### Your goal
Select lines where the word "color" appears.

### Listed entries
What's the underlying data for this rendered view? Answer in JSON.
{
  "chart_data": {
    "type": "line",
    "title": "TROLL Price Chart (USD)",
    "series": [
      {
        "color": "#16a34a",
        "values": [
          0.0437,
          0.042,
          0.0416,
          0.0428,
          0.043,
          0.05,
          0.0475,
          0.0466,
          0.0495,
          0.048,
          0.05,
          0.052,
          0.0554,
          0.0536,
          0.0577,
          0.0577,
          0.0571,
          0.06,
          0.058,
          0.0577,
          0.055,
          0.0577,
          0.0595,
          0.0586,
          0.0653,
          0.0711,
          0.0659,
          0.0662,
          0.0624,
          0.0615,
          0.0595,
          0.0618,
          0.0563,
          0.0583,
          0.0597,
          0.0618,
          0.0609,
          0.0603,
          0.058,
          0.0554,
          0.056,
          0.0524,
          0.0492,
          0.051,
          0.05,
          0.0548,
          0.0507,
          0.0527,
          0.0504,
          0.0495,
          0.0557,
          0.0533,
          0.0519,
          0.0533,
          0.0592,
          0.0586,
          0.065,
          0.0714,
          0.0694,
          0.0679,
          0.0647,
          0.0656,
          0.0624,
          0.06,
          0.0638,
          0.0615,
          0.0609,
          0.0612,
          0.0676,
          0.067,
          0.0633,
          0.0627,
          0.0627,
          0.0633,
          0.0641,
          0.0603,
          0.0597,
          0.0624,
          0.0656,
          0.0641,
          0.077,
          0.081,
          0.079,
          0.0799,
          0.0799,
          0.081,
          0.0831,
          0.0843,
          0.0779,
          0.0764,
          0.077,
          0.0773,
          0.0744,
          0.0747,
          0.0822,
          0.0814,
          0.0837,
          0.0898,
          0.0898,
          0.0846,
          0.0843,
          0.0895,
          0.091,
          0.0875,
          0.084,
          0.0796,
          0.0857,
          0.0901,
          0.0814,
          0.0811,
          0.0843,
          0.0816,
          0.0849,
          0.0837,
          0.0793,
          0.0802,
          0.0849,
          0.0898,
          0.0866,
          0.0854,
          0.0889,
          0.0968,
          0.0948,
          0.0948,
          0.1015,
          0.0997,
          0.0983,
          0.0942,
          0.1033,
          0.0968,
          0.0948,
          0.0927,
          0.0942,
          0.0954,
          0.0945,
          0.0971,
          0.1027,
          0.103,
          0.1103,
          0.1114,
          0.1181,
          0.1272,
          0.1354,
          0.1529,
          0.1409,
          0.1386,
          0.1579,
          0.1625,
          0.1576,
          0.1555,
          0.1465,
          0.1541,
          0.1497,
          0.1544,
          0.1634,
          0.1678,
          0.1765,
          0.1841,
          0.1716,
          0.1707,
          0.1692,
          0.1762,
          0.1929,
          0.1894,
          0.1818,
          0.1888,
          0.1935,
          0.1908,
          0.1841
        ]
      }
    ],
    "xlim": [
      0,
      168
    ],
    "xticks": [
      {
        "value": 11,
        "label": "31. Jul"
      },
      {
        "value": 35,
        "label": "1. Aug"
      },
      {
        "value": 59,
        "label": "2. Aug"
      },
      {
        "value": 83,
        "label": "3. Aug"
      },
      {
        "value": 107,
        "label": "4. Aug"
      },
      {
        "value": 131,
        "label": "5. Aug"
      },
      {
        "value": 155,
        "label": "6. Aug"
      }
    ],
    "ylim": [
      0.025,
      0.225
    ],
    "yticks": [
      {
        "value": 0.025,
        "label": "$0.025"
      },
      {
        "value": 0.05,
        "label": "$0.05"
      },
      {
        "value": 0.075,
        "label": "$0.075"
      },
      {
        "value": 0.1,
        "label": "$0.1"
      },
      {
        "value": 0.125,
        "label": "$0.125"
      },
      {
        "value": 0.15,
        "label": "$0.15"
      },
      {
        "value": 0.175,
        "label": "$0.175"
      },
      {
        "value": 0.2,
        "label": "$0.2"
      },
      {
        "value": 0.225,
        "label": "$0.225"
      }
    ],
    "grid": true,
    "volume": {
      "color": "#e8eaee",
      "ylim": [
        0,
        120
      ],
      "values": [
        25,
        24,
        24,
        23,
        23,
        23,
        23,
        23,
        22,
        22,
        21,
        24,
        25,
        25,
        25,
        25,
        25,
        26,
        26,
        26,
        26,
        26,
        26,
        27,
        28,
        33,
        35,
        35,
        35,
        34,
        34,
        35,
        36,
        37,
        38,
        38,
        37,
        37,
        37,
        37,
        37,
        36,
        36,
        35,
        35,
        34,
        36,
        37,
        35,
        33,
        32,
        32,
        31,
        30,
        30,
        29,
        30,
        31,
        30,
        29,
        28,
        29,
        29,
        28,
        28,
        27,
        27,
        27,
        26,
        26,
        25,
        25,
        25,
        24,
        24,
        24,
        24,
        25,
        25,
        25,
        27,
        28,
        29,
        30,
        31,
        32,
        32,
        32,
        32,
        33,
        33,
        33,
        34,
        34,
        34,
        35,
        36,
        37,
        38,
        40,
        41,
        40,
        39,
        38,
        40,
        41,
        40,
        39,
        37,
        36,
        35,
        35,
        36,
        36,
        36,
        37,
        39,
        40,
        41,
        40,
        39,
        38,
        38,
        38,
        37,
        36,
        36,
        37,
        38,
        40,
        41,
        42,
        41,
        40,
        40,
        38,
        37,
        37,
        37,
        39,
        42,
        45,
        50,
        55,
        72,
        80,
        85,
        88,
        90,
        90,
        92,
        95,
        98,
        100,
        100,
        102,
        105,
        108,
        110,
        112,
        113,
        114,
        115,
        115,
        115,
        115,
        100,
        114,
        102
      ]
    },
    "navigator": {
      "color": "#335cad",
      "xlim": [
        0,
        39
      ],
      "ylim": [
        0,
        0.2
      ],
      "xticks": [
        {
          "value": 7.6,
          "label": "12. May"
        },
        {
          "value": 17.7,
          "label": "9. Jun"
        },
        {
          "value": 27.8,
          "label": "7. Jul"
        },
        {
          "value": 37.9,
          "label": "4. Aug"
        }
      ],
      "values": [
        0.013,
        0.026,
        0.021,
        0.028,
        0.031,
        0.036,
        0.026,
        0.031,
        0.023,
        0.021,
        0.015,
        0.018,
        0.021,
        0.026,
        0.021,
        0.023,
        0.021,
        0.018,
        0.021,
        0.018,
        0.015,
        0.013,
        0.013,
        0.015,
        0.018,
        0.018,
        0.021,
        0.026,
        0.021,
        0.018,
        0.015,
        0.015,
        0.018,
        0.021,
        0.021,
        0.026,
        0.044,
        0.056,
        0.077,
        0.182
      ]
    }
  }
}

### Solution
        "color": "#16a34a",
      "color": "#e8eaee",
      "color": "#335cad",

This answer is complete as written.